- [PROBLEM REQUIREMENTS]:
Please update the data below, swapping each "colorbar-step" for "colorbar-segment" and keeping everything else unchanged. Omit the pictures from your answer.

Labeled box data:
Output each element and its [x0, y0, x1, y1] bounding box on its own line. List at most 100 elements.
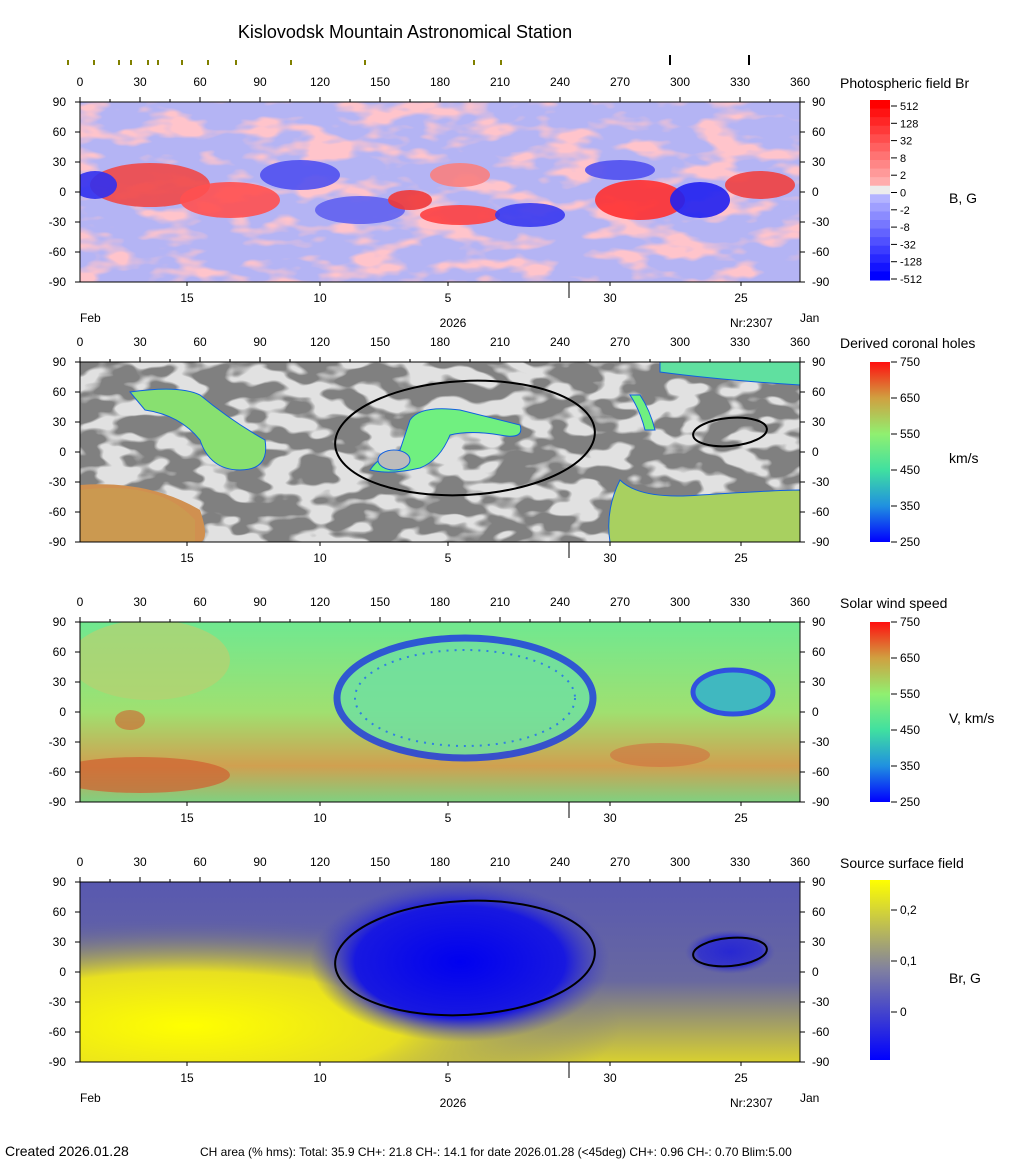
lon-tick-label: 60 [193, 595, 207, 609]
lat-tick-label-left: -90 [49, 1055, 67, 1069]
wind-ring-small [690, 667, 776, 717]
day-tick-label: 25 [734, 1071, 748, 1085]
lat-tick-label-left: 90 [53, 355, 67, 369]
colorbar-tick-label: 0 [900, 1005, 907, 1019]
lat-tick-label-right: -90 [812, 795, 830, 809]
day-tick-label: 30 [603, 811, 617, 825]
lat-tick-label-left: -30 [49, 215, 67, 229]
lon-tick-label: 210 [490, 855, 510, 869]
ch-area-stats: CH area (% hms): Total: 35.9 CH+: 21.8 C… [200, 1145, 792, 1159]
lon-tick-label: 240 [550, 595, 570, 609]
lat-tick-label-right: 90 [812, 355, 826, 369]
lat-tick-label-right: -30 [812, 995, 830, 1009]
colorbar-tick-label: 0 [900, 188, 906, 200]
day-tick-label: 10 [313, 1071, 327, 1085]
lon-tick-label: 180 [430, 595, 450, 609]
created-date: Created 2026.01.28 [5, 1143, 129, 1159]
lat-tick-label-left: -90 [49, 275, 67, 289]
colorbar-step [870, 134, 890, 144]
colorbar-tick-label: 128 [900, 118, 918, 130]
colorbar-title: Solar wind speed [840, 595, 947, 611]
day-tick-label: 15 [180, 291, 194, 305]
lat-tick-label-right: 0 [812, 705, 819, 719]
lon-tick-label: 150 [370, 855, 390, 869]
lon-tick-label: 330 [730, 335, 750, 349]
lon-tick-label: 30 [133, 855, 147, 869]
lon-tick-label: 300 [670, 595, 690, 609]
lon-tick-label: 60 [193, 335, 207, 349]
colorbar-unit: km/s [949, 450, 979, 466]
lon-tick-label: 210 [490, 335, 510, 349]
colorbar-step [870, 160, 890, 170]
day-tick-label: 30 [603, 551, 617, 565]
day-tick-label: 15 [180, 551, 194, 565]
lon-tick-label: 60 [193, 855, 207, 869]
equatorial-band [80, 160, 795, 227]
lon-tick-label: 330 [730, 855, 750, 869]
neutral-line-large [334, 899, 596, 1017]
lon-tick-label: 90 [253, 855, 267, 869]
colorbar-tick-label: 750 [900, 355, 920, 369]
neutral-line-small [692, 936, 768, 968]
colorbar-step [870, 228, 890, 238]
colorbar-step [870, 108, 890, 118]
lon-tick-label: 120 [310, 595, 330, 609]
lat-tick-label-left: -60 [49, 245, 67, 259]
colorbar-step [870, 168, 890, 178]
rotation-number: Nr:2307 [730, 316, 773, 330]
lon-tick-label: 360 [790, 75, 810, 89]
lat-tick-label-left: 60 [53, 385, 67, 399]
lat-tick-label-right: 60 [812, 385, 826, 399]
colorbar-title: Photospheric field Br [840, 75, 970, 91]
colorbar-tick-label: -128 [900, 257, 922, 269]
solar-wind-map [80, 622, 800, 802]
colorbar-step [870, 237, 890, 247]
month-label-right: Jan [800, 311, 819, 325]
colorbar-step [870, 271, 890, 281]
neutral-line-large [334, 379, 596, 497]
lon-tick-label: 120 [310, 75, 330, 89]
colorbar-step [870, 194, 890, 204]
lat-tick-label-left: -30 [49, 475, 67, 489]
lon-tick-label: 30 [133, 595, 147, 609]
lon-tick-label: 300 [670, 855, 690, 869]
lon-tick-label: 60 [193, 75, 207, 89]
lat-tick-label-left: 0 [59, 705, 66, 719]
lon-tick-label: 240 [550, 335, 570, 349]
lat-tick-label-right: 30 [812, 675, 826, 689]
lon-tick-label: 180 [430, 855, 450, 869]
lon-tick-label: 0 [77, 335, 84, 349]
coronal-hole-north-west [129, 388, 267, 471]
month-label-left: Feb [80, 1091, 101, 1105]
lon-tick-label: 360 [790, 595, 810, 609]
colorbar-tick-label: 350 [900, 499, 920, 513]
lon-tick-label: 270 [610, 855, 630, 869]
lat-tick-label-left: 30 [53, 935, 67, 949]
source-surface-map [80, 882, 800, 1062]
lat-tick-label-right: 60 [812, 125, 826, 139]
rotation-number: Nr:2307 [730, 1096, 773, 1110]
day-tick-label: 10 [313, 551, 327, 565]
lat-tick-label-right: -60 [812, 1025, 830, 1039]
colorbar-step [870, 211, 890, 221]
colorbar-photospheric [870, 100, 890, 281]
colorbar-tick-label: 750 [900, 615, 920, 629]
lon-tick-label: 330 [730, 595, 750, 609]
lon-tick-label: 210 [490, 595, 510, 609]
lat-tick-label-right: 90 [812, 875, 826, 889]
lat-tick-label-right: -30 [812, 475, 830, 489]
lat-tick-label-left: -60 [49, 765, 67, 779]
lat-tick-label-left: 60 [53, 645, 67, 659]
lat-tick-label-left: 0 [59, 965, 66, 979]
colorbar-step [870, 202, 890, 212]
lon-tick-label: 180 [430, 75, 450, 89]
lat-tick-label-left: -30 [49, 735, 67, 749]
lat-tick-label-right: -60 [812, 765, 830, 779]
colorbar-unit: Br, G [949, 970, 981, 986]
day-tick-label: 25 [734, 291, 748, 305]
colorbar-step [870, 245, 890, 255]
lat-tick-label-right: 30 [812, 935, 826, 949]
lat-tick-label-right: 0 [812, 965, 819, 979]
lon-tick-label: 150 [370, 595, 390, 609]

- [THE COMPLETED TASK]:
Output each element and its [x0, y0, x1, y1] bounding box on its own line. List at most 100 elements.
lon-tick-label: 60 [193, 595, 207, 609]
lat-tick-label-left: -90 [49, 1055, 67, 1069]
wind-ring-small [690, 667, 776, 717]
day-tick-label: 25 [734, 1071, 748, 1085]
lat-tick-label-left: 90 [53, 355, 67, 369]
colorbar-tick-label: 0 [900, 1005, 907, 1019]
lat-tick-label-right: -90 [812, 795, 830, 809]
day-tick-label: 30 [603, 811, 617, 825]
lat-tick-label-left: -30 [49, 215, 67, 229]
lon-tick-label: 210 [490, 855, 510, 869]
ch-area-stats: CH area (% hms): Total: 35.9 CH+: 21.8 C… [200, 1145, 792, 1159]
lon-tick-label: 240 [550, 595, 570, 609]
lat-tick-label-right: 90 [812, 355, 826, 369]
lat-tick-label-right: -30 [812, 995, 830, 1009]
colorbar-tick-label: 0 [900, 188, 906, 200]
day-tick-label: 10 [313, 1071, 327, 1085]
lon-tick-label: 180 [430, 595, 450, 609]
created-date: Created 2026.01.28 [5, 1143, 129, 1159]
lat-tick-label-left: -90 [49, 275, 67, 289]
colorbar-segment [870, 134, 890, 144]
colorbar-tick-label: 128 [900, 118, 918, 130]
colorbar-title: Solar wind speed [840, 595, 947, 611]
day-tick-label: 15 [180, 291, 194, 305]
lat-tick-label-right: 0 [812, 705, 819, 719]
lon-tick-label: 150 [370, 855, 390, 869]
lon-tick-label: 330 [730, 335, 750, 349]
lon-tick-label: 30 [133, 855, 147, 869]
lon-tick-label: 300 [670, 595, 690, 609]
lon-tick-label: 60 [193, 335, 207, 349]
colorbar-unit: km/s [949, 450, 979, 466]
lon-tick-label: 210 [490, 335, 510, 349]
colorbar-segment [870, 160, 890, 170]
day-tick-label: 30 [603, 551, 617, 565]
day-tick-label: 15 [180, 551, 194, 565]
lon-tick-label: 60 [193, 855, 207, 869]
equatorial-band [80, 160, 795, 227]
lon-tick-label: 330 [730, 855, 750, 869]
neutral-line-large [334, 899, 596, 1017]
lon-tick-label: 90 [253, 855, 267, 869]
colorbar-tick-label: 750 [900, 355, 920, 369]
neutral-line-small [692, 936, 768, 968]
colorbar-segment [870, 228, 890, 238]
colorbar-segment [870, 108, 890, 118]
lon-tick-label: 120 [310, 595, 330, 609]
lat-tick-label-left: -60 [49, 245, 67, 259]
colorbar-segment [870, 168, 890, 178]
rotation-number: Nr:2307 [730, 316, 773, 330]
lon-tick-label: 360 [790, 75, 810, 89]
lat-tick-label-left: 60 [53, 385, 67, 399]
lat-tick-label-right: 60 [812, 385, 826, 399]
colorbar-title: Photospheric field Br [840, 75, 970, 91]
colorbar-tick-label: -128 [900, 257, 922, 269]
solar-wind-map [80, 622, 800, 802]
colorbar-segment [870, 237, 890, 247]
month-label-right: Jan [800, 311, 819, 325]
colorbar-segment [870, 271, 890, 281]
neutral-line-large [334, 379, 596, 497]
lon-tick-label: 120 [310, 75, 330, 89]
colorbar-segment [870, 194, 890, 204]
lat-tick-label-left: -30 [49, 475, 67, 489]
lon-tick-label: 30 [133, 595, 147, 609]
lon-tick-label: 300 [670, 855, 690, 869]
lon-tick-label: 60 [193, 75, 207, 89]
lat-tick-label-left: 0 [59, 705, 66, 719]
lon-tick-label: 240 [550, 335, 570, 349]
lat-tick-label-right: 30 [812, 675, 826, 689]
lon-tick-label: 180 [430, 855, 450, 869]
lon-tick-label: 0 [77, 335, 84, 349]
coronal-hole-north-west [129, 388, 267, 471]
month-label-left: Feb [80, 1091, 101, 1105]
lon-tick-label: 360 [790, 595, 810, 609]
colorbar-tick-label: 350 [900, 499, 920, 513]
lon-tick-label: 270 [610, 855, 630, 869]
lat-tick-label-left: 30 [53, 935, 67, 949]
source-surface-map [80, 882, 800, 1062]
lat-tick-label-right: 60 [812, 125, 826, 139]
rotation-number: Nr:2307 [730, 1096, 773, 1110]
day-tick-label: 10 [313, 551, 327, 565]
lat-tick-label-right: -60 [812, 1025, 830, 1039]
colorbar-segment [870, 211, 890, 221]
colorbar-photospheric [870, 100, 890, 281]
colorbar-tick-label: 750 [900, 615, 920, 629]
lon-tick-label: 330 [730, 595, 750, 609]
lon-tick-label: 210 [490, 595, 510, 609]
lat-tick-label-right: 90 [812, 875, 826, 889]
lat-tick-label-right: -30 [812, 475, 830, 489]
lat-tick-label-left: -60 [49, 765, 67, 779]
lat-tick-label-left: 60 [53, 645, 67, 659]
lat-tick-label-left: 0 [59, 965, 66, 979]
colorbar-segment [870, 202, 890, 212]
lon-tick-label: 180 [430, 75, 450, 89]
lat-tick-label-left: -30 [49, 735, 67, 749]
lat-tick-label-right: -60 [812, 765, 830, 779]
colorbar-unit: Br, G [949, 970, 981, 986]
day-tick-label: 25 [734, 291, 748, 305]
colorbar-segment [870, 245, 890, 255]
lat-tick-label-right: 30 [812, 935, 826, 949]
lat-tick-label-right: 0 [812, 965, 819, 979]
lon-tick-label: 150 [370, 595, 390, 609]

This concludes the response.